Count the lines below that contain the word "check" and give only the number.

··· Data lines ···

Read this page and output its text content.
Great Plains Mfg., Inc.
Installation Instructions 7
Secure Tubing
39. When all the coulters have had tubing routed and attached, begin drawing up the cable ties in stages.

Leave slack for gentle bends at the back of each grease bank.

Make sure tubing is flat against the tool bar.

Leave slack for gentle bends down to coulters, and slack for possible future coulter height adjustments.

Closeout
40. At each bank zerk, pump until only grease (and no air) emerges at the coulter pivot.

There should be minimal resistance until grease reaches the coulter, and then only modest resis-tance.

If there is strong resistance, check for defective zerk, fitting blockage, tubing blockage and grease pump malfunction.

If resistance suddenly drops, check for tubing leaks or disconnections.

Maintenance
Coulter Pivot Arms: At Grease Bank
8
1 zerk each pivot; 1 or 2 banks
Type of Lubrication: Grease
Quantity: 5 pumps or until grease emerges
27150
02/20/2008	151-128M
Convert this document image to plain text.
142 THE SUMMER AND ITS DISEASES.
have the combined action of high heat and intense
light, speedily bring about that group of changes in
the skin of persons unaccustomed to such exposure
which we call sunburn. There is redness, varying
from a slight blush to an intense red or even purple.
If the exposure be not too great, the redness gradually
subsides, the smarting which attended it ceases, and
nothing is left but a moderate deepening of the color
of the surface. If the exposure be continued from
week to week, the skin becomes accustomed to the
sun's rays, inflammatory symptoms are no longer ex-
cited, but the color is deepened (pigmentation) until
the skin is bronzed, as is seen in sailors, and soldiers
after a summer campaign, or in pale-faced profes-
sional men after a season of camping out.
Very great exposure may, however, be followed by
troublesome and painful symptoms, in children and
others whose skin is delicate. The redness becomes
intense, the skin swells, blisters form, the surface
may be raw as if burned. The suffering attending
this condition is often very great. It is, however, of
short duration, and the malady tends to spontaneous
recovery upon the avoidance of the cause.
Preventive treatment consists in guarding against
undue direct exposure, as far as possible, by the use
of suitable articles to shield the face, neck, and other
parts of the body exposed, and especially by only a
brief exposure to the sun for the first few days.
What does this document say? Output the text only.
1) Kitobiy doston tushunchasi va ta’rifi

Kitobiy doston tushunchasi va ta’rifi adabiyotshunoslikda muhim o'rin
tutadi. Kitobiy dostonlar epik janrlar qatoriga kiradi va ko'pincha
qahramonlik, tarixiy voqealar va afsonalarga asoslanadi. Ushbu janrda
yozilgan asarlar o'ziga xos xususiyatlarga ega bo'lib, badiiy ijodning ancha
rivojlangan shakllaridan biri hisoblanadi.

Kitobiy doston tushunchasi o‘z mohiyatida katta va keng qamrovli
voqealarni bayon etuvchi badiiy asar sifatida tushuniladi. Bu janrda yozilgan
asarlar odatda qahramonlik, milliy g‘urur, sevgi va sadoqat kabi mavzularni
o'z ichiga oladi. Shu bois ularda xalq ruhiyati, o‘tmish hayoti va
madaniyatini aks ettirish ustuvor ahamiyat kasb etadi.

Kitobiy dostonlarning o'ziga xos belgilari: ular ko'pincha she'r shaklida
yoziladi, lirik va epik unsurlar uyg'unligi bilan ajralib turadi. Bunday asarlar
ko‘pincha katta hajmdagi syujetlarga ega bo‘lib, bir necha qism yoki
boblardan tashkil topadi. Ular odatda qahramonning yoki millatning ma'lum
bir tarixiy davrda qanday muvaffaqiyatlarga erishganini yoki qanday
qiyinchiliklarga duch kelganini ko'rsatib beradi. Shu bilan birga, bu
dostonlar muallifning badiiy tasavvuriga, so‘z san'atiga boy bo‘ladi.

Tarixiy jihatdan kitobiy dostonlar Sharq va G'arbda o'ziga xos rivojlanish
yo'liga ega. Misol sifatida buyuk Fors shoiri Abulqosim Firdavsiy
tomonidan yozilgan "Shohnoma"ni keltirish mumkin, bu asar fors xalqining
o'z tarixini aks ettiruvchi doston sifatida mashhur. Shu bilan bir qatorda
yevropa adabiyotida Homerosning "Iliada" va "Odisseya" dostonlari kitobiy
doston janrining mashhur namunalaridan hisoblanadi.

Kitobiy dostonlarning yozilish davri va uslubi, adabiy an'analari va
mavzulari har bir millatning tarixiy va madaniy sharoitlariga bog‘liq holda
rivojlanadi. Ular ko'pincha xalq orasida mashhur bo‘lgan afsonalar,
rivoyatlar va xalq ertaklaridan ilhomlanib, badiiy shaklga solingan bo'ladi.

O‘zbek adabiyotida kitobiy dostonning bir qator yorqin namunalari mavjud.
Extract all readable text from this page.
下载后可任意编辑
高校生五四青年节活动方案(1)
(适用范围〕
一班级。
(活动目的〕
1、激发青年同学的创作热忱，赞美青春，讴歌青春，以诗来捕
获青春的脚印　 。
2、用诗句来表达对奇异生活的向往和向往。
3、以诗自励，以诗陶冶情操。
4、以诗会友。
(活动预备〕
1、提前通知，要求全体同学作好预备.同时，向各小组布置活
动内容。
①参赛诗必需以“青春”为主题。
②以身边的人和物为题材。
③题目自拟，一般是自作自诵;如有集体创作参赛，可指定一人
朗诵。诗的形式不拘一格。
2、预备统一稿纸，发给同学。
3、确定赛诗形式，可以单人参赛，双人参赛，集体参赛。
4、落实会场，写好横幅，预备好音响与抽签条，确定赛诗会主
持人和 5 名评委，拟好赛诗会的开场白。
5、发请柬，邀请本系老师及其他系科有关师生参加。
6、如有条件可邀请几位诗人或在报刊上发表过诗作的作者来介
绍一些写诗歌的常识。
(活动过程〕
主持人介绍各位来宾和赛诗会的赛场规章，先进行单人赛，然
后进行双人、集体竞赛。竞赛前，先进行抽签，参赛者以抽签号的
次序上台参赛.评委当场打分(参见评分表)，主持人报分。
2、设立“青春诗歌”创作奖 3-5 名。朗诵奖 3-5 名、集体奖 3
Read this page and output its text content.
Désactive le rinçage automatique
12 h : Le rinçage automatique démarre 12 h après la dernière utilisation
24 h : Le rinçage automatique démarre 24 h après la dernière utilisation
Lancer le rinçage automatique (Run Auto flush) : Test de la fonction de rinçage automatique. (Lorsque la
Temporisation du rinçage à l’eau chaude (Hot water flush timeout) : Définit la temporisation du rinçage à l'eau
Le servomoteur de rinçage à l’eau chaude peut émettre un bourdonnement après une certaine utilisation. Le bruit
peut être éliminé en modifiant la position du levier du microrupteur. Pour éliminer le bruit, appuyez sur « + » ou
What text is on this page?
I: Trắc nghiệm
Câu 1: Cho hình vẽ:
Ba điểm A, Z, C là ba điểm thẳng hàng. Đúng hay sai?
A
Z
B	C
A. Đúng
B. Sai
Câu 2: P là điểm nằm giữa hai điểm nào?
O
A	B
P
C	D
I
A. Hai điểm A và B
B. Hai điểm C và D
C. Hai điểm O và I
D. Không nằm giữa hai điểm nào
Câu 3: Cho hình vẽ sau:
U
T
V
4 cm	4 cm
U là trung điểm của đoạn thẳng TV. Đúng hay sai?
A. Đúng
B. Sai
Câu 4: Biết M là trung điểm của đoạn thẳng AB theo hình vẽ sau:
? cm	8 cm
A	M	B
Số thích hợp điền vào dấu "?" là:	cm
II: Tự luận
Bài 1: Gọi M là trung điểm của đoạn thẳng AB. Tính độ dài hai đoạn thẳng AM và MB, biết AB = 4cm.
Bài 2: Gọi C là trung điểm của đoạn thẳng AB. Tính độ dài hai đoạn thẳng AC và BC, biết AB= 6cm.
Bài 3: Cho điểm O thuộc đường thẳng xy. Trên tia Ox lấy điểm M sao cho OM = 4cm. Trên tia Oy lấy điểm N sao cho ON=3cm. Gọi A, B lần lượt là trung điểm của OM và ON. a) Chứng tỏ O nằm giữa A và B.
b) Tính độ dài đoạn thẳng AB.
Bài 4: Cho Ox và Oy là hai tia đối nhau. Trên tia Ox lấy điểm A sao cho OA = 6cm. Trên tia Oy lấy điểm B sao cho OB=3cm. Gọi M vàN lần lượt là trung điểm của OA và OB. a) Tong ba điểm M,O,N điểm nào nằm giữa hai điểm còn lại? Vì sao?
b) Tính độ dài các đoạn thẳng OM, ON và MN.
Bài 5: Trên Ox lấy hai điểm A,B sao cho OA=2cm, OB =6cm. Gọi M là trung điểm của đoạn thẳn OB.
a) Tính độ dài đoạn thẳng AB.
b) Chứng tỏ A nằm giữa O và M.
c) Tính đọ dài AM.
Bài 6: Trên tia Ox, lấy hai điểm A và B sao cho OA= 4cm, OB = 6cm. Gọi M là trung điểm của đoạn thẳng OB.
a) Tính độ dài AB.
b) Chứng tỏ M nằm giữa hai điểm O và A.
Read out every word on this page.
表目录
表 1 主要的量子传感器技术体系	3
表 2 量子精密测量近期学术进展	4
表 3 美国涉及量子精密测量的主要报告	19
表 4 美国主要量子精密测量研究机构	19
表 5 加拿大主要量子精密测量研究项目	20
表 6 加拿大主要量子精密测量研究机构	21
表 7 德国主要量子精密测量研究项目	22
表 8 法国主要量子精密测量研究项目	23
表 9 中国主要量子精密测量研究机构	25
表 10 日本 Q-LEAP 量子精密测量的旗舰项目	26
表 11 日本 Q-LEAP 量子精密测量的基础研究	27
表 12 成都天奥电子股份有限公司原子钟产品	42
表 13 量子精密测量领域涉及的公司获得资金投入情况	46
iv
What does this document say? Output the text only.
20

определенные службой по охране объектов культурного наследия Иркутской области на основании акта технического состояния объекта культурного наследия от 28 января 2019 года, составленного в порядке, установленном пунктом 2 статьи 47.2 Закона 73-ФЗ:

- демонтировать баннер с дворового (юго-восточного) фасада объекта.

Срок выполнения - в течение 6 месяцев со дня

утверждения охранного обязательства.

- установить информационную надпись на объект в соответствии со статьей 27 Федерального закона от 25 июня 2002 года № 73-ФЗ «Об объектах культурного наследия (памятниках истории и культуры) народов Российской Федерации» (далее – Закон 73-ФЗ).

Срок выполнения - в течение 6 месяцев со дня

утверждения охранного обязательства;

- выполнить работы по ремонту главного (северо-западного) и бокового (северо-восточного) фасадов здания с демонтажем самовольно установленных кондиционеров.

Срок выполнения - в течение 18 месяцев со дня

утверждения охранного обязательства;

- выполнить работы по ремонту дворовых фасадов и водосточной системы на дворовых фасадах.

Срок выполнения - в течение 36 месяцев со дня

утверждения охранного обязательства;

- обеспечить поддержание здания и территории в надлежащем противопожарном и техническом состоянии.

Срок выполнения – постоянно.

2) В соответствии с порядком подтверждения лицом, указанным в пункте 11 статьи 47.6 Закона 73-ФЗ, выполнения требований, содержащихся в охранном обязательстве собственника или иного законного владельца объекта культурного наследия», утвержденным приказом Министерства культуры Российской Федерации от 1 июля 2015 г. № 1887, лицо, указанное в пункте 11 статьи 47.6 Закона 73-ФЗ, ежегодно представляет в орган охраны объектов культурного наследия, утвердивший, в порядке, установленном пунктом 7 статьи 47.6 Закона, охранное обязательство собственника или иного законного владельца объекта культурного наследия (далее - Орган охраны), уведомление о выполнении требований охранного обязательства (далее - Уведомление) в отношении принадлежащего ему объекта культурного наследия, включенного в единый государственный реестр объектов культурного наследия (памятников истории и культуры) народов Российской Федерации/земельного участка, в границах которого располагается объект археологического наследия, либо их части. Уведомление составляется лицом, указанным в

···

• Final answer
2